▶ [STATED GOAL]:
Scan the data below. Pull out each line where "Agency" occurs.

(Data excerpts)
Start

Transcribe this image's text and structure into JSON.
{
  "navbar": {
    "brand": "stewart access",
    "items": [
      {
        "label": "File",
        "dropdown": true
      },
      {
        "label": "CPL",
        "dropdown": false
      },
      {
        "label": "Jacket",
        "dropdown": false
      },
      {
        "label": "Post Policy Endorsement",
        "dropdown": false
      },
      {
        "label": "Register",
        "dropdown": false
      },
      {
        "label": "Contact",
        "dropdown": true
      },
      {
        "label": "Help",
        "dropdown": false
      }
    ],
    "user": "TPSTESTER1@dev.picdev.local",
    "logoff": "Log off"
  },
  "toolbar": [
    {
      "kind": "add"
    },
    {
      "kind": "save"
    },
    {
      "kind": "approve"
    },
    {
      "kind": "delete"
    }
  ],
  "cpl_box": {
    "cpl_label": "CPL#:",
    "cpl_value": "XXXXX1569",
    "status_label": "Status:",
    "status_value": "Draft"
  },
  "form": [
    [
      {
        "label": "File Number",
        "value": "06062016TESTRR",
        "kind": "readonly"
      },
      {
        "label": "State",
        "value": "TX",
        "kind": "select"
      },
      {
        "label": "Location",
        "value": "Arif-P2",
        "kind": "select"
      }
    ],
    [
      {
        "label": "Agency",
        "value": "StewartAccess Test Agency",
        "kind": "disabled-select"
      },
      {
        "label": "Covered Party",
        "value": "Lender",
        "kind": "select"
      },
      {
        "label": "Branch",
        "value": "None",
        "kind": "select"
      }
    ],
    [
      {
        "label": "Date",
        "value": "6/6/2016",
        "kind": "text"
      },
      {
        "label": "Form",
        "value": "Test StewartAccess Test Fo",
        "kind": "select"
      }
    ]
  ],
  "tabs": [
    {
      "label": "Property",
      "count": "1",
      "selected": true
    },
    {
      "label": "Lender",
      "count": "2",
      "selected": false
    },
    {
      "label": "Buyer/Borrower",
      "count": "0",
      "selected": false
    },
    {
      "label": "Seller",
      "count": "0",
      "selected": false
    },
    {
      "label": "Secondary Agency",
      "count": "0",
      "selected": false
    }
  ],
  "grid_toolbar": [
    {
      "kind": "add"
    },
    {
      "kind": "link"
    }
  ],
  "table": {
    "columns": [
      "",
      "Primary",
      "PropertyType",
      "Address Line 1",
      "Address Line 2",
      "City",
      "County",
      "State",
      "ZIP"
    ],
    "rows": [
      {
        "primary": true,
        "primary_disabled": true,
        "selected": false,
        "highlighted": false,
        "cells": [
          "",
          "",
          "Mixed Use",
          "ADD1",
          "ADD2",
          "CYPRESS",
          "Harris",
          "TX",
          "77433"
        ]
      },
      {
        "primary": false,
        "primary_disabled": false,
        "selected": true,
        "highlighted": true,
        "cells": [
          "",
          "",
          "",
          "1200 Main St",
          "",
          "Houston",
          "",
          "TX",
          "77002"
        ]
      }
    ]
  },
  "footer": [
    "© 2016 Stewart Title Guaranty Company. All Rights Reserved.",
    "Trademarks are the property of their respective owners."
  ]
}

End

▶ [FINISHED ANSWER]:
        "label": "Agency",
        "value": "StewartAccess Test Agency",
      "label": "Secondary Agency",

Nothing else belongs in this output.